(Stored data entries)

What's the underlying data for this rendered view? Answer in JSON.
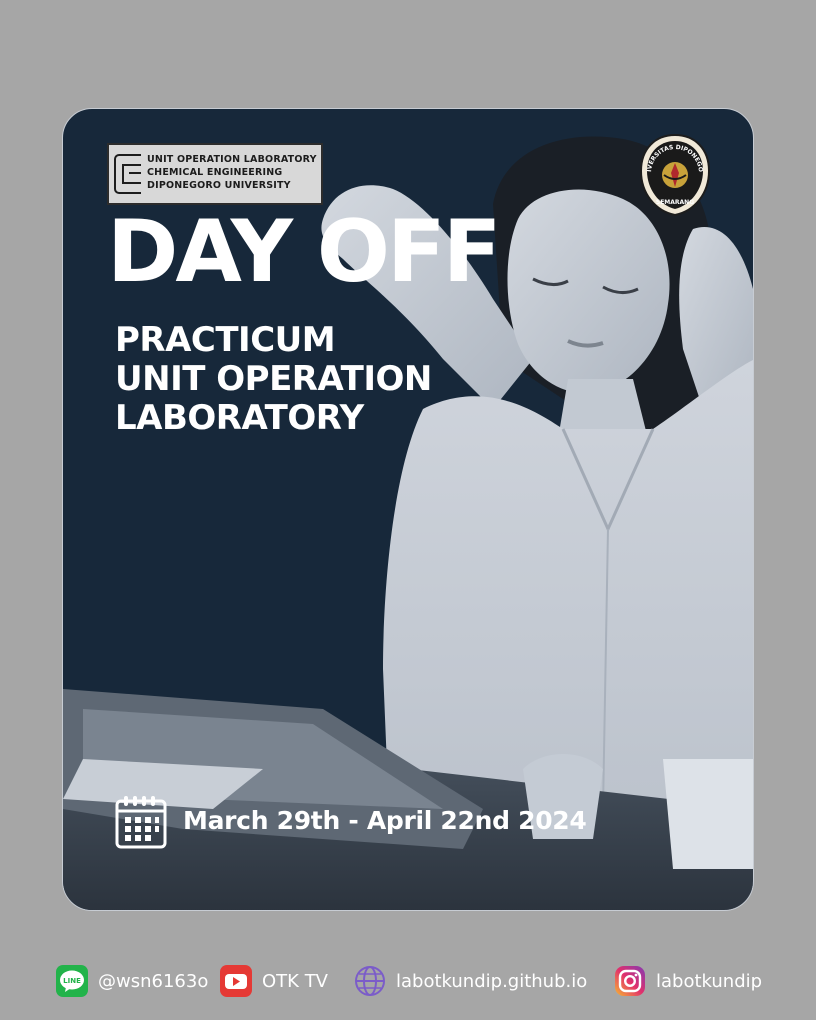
{
  "lab_logo": {
    "line1": "UNIT OPERATION LABORATORY",
    "line2": "CHEMICAL ENGINEERING",
    "line3": "DIPONEGORO UNIVERSITY"
  },
  "seal": {
    "top_text": "UNIVERSITAS DIPONEGORO",
    "bottom_text": "SEMARANG"
  },
  "headline": "DAY OFF",
  "subtitle": {
    "line1": "PRACTICUM",
    "line2": "UNIT OPERATION",
    "line3": "LABORATORY"
  },
  "date_icon": "calendar-icon",
  "dates": "March 29th - April 22nd 2024",
  "footer": {
    "line": {
      "icon": "line-app-icon",
      "icon_text": "LINE",
      "label": "@wsn6163o",
      "color": "#22b34a"
    },
    "youtube": {
      "icon": "youtube-icon",
      "label": "OTK TV",
      "color": "#e53935"
    },
    "website": {
      "icon": "globe-icon",
      "label": "labotkundip.github.io",
      "color": "#7b5cc9"
    },
    "instagram": {
      "icon": "instagram-icon",
      "label": "labotkundip",
      "color": "#d6336c"
    }
  },
  "colors": {
    "background": "#a6a6a6",
    "card": "#17283a",
    "text": "#ffffff"
  }
}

### Problem
The records shown above are to be repeated exactly, with the pictures left out.

### Task solution
What's the underlying data for this rendered view? Answer in JSON.
{
  "lab_logo": {
    "line1": "UNIT OPERATION LABORATORY",
    "line2": "CHEMICAL ENGINEERING",
    "line3": "DIPONEGORO UNIVERSITY"
  },
  "seal": {
    "top_text": "UNIVERSITAS DIPONEGORO",
    "bottom_text": "SEMARANG"
  },
  "headline": "DAY OFF",
  "subtitle": {
    "line1": "PRACTICUM",
    "line2": "UNIT OPERATION",
    "line3": "LABORATORY"
  },
  "date_icon": "calendar-icon",
  "dates": "March 29th - April 22nd 2024",
  "footer": {
    "line": {
      "icon": "line-app-icon",
      "icon_text": "LINE",
      "label": "@wsn6163o",
      "color": "#22b34a"
    },
    "youtube": {
      "icon": "youtube-icon",
      "label": "OTK TV",
      "color": "#e53935"
    },
    "website": {
      "icon": "globe-icon",
      "label": "labotkundip.github.io",
      "color": "#7b5cc9"
    },
    "instagram": {
      "icon": "instagram-icon",
      "label": "labotkundip",
      "color": "#d6336c"
    }
  },
  "colors": {
    "background": "#a6a6a6",
    "card": "#17283a",
    "text": "#ffffff"
  }
}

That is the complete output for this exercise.